━━━━━ Records for this exercise

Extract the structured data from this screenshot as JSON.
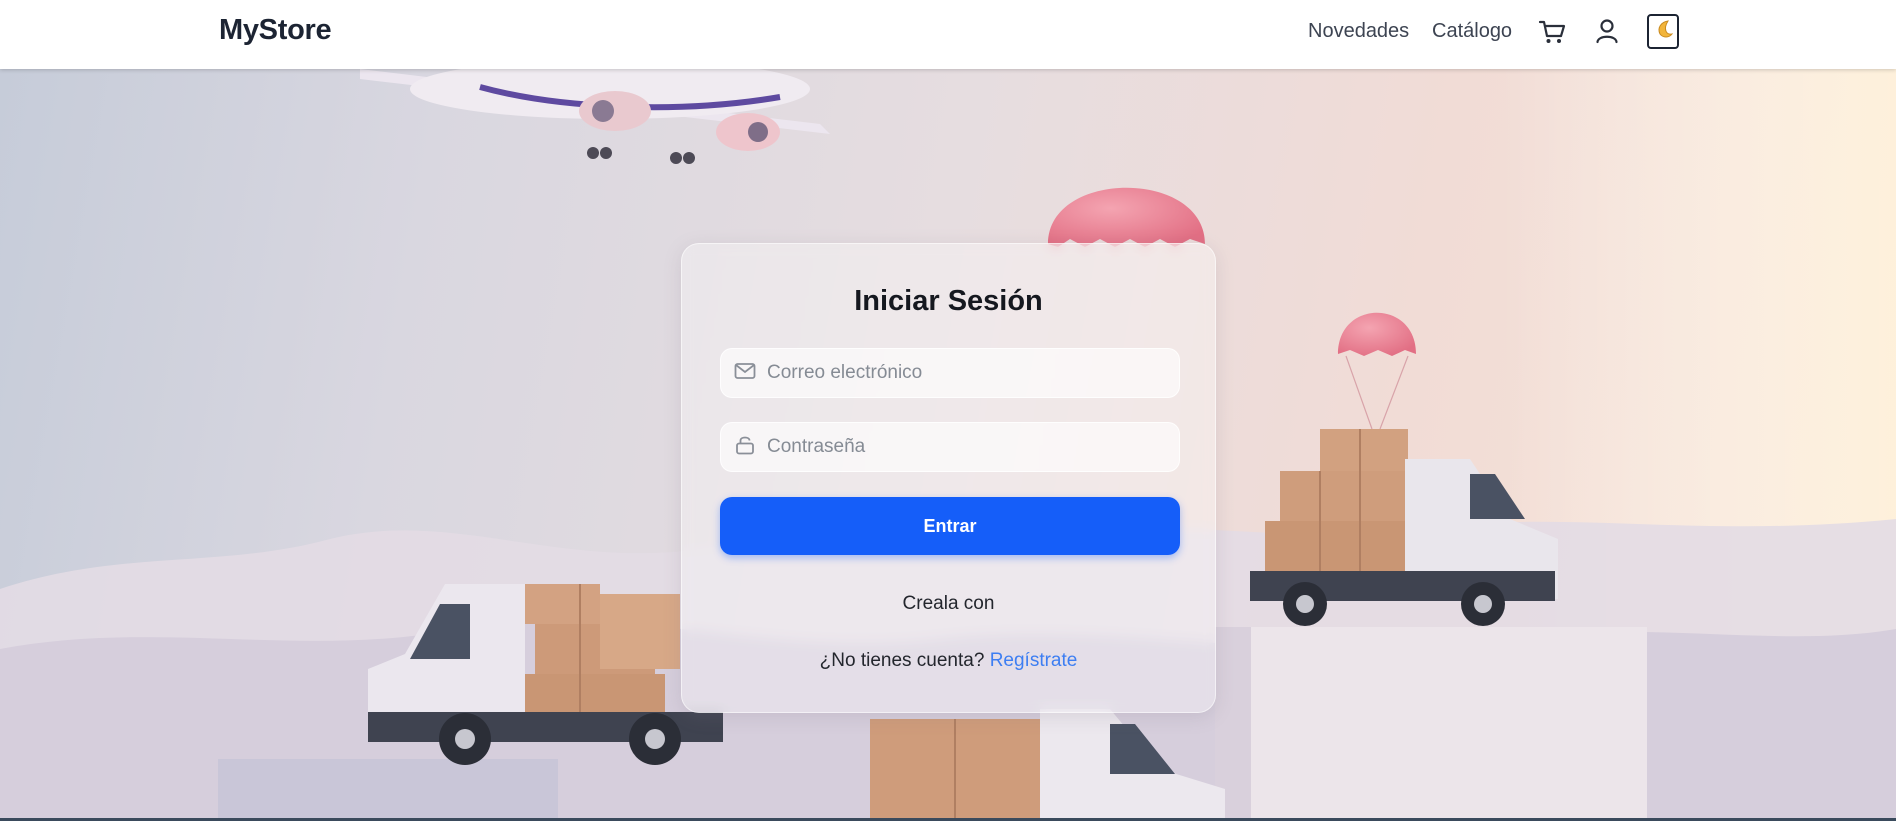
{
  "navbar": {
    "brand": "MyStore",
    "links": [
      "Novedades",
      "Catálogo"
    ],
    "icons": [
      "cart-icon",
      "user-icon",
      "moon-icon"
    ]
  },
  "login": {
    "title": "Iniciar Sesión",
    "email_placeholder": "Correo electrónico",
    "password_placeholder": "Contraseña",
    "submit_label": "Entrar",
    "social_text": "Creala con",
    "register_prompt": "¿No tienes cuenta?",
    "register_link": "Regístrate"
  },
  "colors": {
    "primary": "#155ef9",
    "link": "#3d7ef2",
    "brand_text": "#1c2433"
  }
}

━━━━━━━━━━
━━━━━ Records for this exercise

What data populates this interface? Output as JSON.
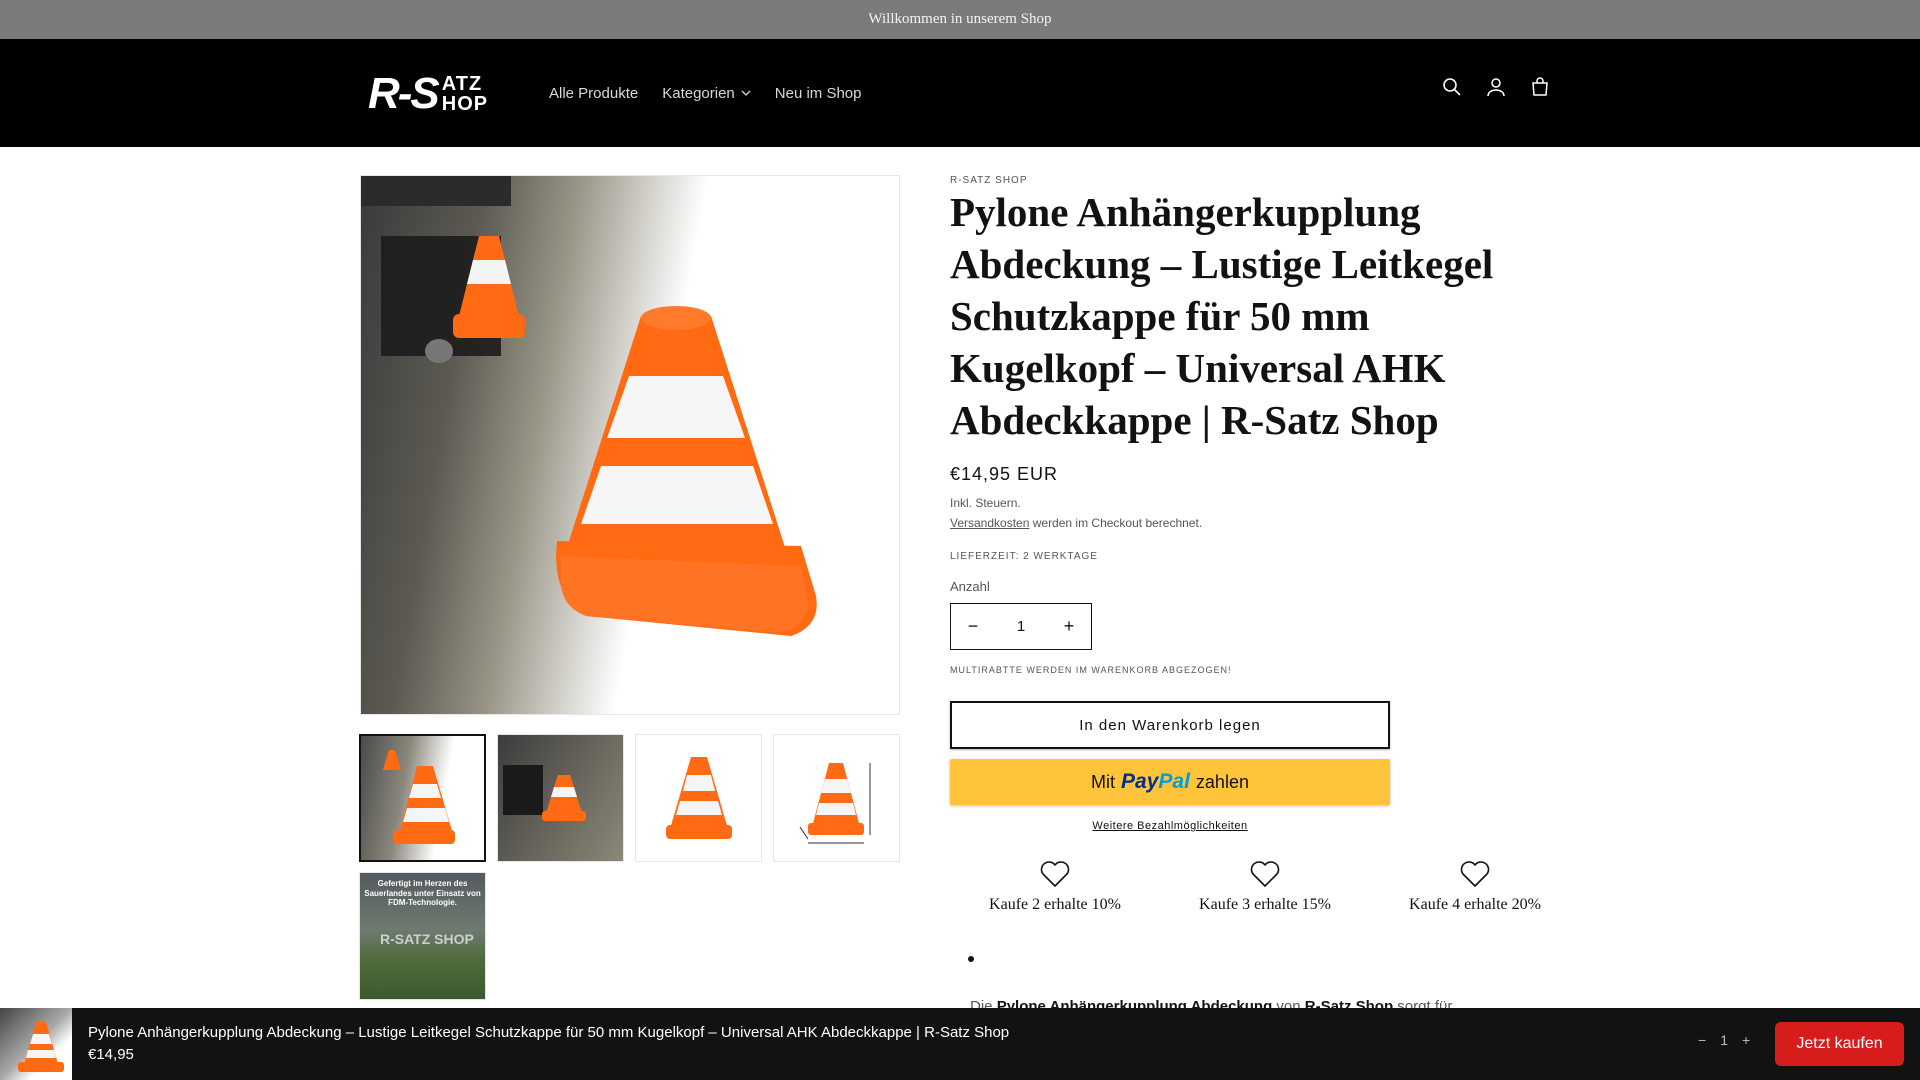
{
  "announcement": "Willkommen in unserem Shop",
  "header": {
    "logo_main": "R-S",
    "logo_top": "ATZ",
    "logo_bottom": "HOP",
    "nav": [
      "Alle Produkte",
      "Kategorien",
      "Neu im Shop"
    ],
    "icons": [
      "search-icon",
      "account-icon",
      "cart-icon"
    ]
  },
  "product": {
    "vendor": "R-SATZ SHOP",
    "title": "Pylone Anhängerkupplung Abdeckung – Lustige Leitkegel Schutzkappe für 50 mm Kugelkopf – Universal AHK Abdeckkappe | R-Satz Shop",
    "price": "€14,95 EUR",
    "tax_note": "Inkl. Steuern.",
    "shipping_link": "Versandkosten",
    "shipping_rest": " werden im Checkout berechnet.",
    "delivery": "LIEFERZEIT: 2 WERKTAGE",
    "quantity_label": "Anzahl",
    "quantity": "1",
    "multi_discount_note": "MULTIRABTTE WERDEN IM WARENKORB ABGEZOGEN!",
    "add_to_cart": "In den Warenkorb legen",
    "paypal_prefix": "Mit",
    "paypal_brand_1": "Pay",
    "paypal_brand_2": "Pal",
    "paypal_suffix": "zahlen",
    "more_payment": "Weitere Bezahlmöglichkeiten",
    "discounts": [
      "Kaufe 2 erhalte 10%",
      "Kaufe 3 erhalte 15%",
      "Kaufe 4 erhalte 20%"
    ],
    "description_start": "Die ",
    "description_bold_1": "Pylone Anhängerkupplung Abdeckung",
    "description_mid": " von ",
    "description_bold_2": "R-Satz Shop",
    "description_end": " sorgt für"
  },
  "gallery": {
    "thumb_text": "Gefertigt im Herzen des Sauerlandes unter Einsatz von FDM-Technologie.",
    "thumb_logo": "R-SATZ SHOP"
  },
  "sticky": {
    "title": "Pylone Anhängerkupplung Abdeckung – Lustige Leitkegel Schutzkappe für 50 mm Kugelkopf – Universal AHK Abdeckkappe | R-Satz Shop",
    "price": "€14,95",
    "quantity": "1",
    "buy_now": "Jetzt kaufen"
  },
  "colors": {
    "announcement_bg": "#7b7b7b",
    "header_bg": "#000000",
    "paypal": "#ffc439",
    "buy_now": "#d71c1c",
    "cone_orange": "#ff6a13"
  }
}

━━━━━━━━━━
━━━━━ Records for this exercise

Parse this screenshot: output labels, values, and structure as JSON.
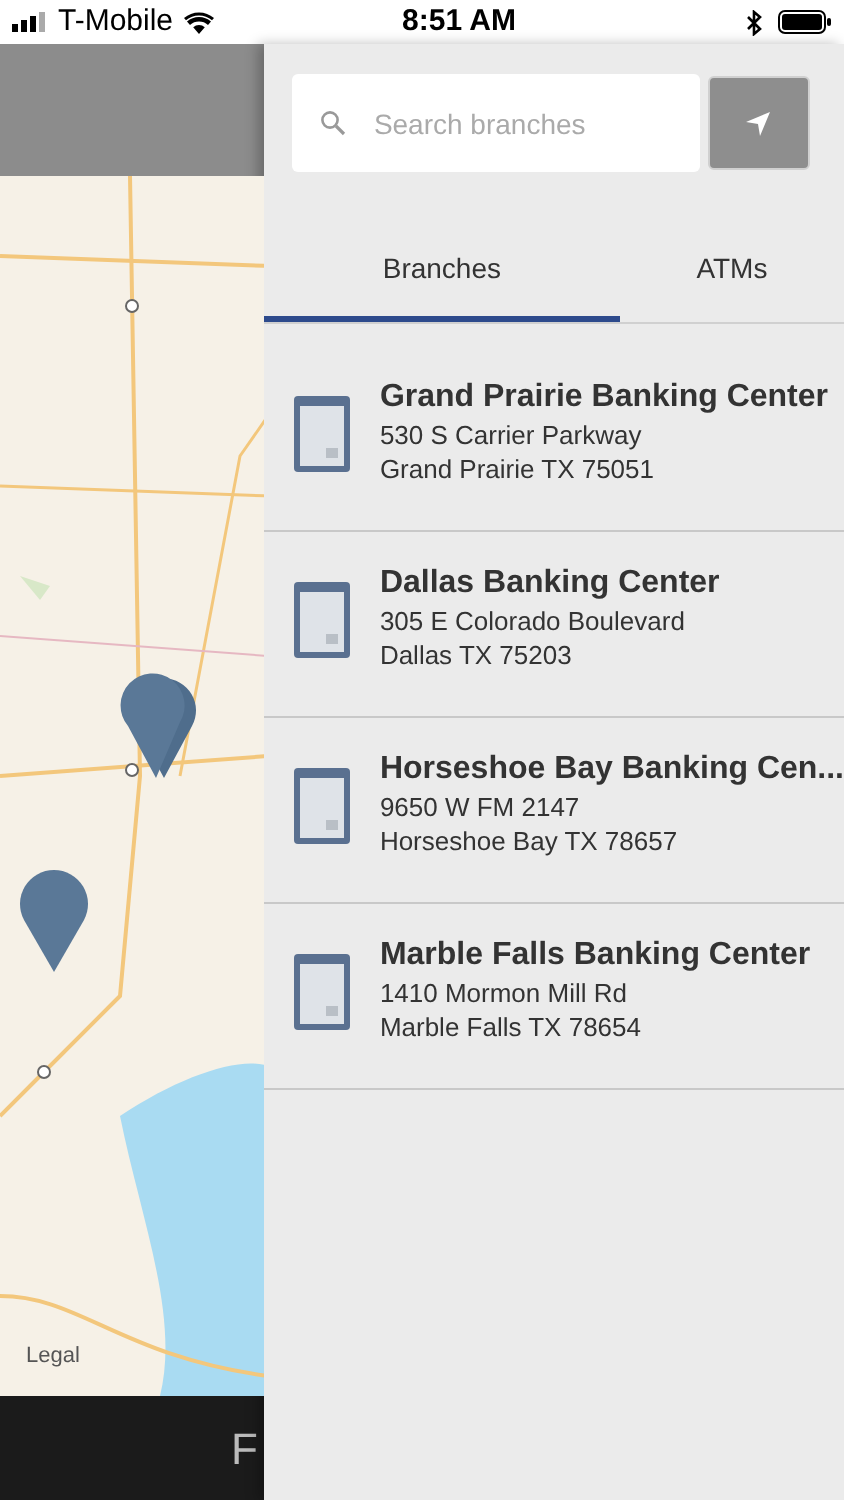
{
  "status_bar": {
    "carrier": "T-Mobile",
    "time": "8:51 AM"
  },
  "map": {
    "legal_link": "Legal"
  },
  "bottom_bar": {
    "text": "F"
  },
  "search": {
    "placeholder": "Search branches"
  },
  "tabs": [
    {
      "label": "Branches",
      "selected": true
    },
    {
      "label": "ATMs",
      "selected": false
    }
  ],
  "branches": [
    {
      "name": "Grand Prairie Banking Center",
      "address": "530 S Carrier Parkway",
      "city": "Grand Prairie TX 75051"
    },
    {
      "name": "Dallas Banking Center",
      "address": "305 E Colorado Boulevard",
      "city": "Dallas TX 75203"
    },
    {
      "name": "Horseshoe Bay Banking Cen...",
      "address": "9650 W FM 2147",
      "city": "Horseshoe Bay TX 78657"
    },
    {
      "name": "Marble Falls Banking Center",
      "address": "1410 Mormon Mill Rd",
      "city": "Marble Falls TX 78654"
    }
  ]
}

━━━━━━━━━━

To do
The lines to collect are those holding the string "Grand"; copy them all.

Solution to this exercise
      "name": "Grand Prairie Banking Center",
      "city": "Grand Prairie TX 75051"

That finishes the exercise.